(Task directions):
What lines of the data hold the string "prostriedkov"? Pull each one out.
==== Records for processing ====
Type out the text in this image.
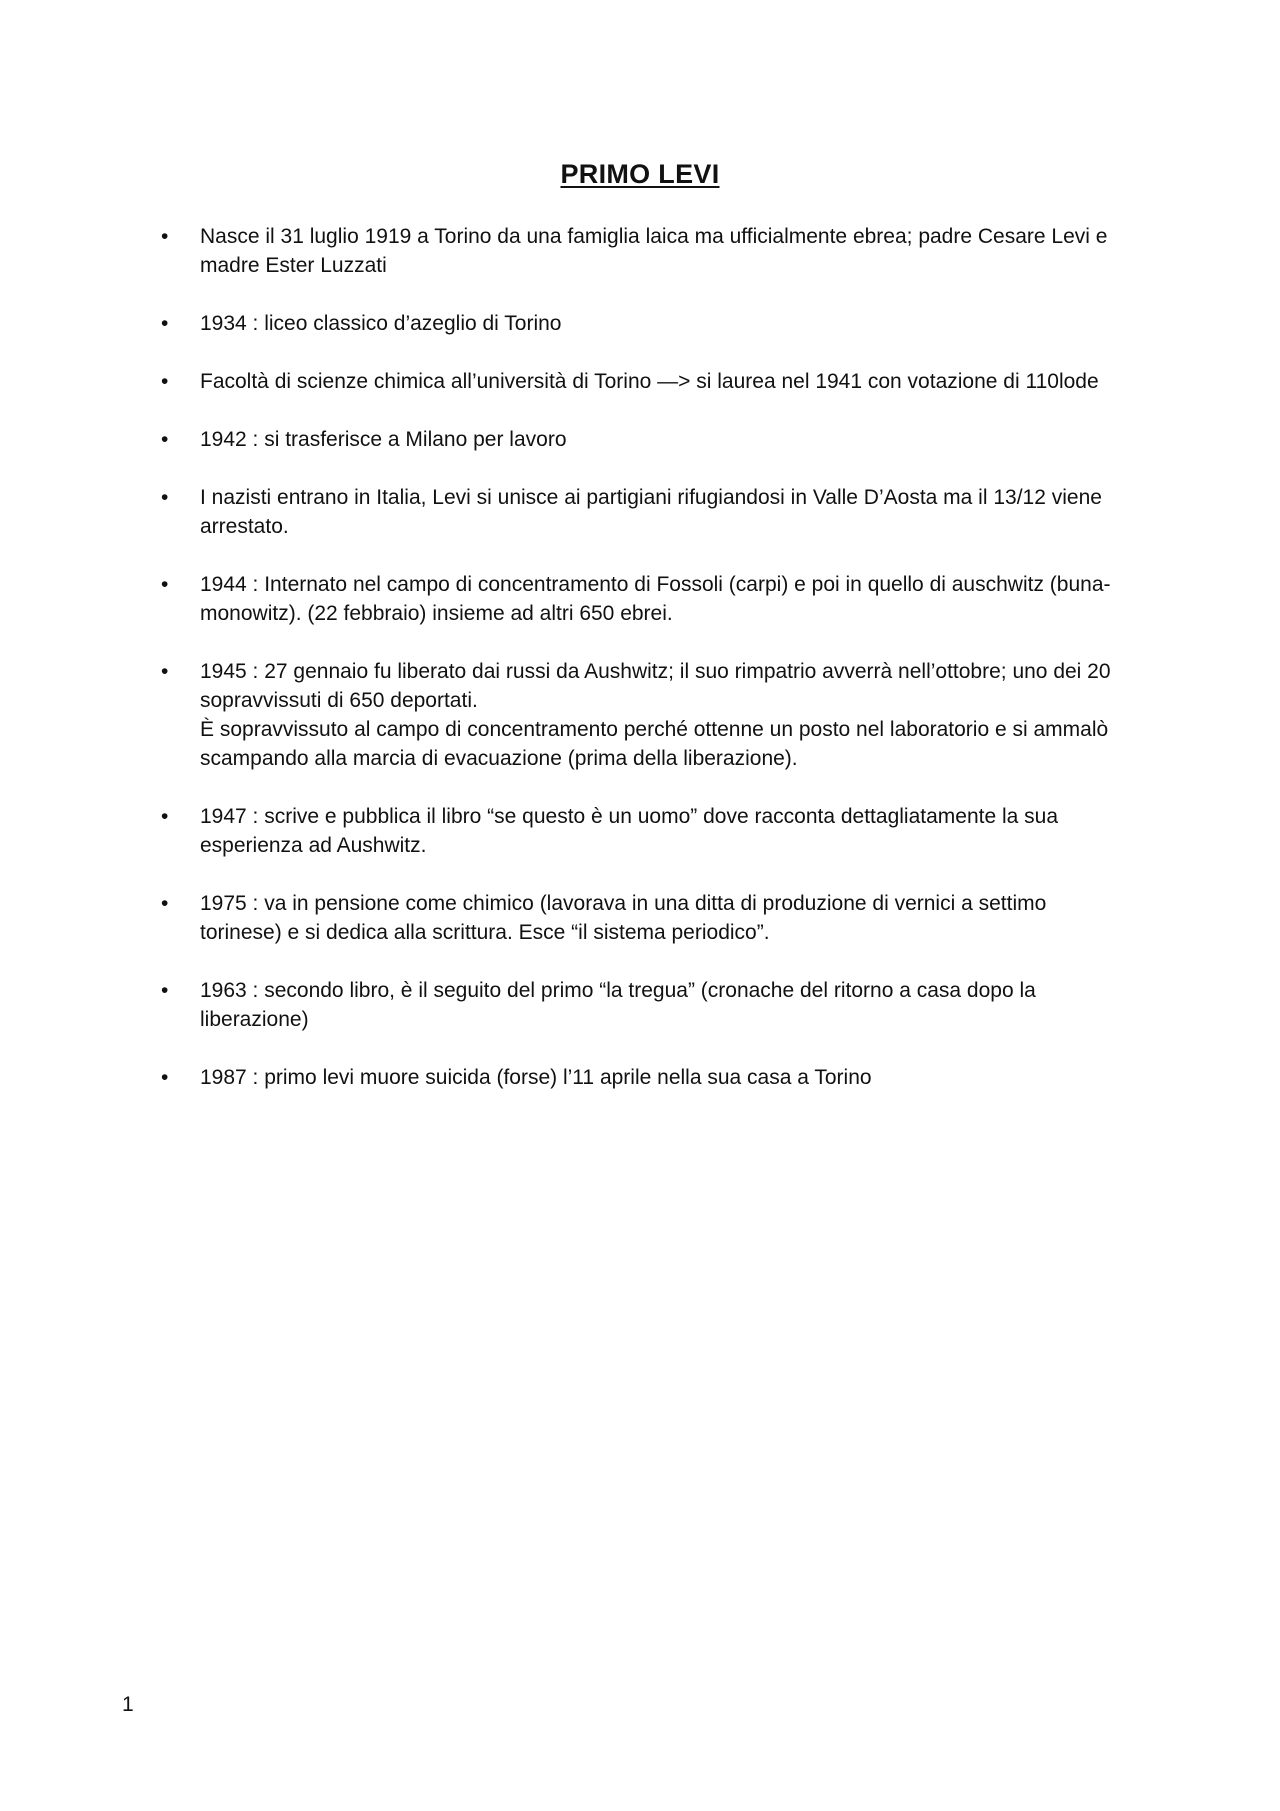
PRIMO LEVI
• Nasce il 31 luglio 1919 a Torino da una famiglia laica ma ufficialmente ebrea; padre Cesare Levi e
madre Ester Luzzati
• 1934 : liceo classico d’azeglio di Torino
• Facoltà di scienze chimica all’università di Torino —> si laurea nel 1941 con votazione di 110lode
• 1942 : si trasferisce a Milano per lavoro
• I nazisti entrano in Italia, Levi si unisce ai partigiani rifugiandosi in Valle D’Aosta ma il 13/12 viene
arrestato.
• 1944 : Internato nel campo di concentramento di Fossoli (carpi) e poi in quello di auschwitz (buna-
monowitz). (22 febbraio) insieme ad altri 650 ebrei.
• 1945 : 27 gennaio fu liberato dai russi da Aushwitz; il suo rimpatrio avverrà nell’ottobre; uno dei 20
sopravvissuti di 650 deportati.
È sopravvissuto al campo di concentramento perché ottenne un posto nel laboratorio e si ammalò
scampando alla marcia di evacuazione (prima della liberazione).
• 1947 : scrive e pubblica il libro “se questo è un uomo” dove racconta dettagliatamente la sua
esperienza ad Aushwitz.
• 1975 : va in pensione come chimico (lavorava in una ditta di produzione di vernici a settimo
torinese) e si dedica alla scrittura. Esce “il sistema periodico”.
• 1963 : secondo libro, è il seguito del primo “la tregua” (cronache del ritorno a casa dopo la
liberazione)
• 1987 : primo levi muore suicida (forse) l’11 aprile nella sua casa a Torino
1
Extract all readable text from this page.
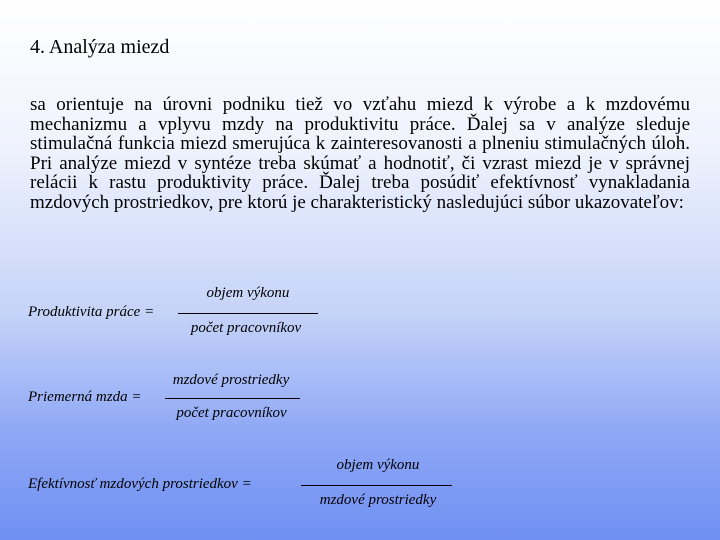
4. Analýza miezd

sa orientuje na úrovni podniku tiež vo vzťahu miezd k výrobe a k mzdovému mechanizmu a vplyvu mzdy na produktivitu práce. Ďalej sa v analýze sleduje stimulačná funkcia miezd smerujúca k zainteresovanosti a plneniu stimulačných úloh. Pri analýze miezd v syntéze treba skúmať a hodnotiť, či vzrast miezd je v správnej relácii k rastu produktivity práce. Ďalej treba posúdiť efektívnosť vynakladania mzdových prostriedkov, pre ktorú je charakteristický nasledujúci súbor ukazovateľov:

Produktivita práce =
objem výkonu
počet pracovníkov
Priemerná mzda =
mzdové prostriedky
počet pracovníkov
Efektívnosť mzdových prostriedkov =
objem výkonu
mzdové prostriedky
====
(Task solution):
sa orientuje na úrovni podniku tiež vo vzťahu miezd k výrobe a k mzdovému mechanizmu a vplyvu mzdy na produktivitu práce. Ďalej sa v analýze sleduje stimulačná funkcia miezd smerujúca k zainteresovanosti a plneniu stimulačných úloh. Pri analýze miezd v syntéze treba skúmať a hodnotiť, či vzrast miezd je v správnej relácii k rastu produktivity práce. Ďalej treba posúdiť efektívnosť vynakladania mzdových prostriedkov, pre ktorú je charakteristický nasledujúci súbor ukazovateľov:
Efektívnosť mzdových prostriedkov =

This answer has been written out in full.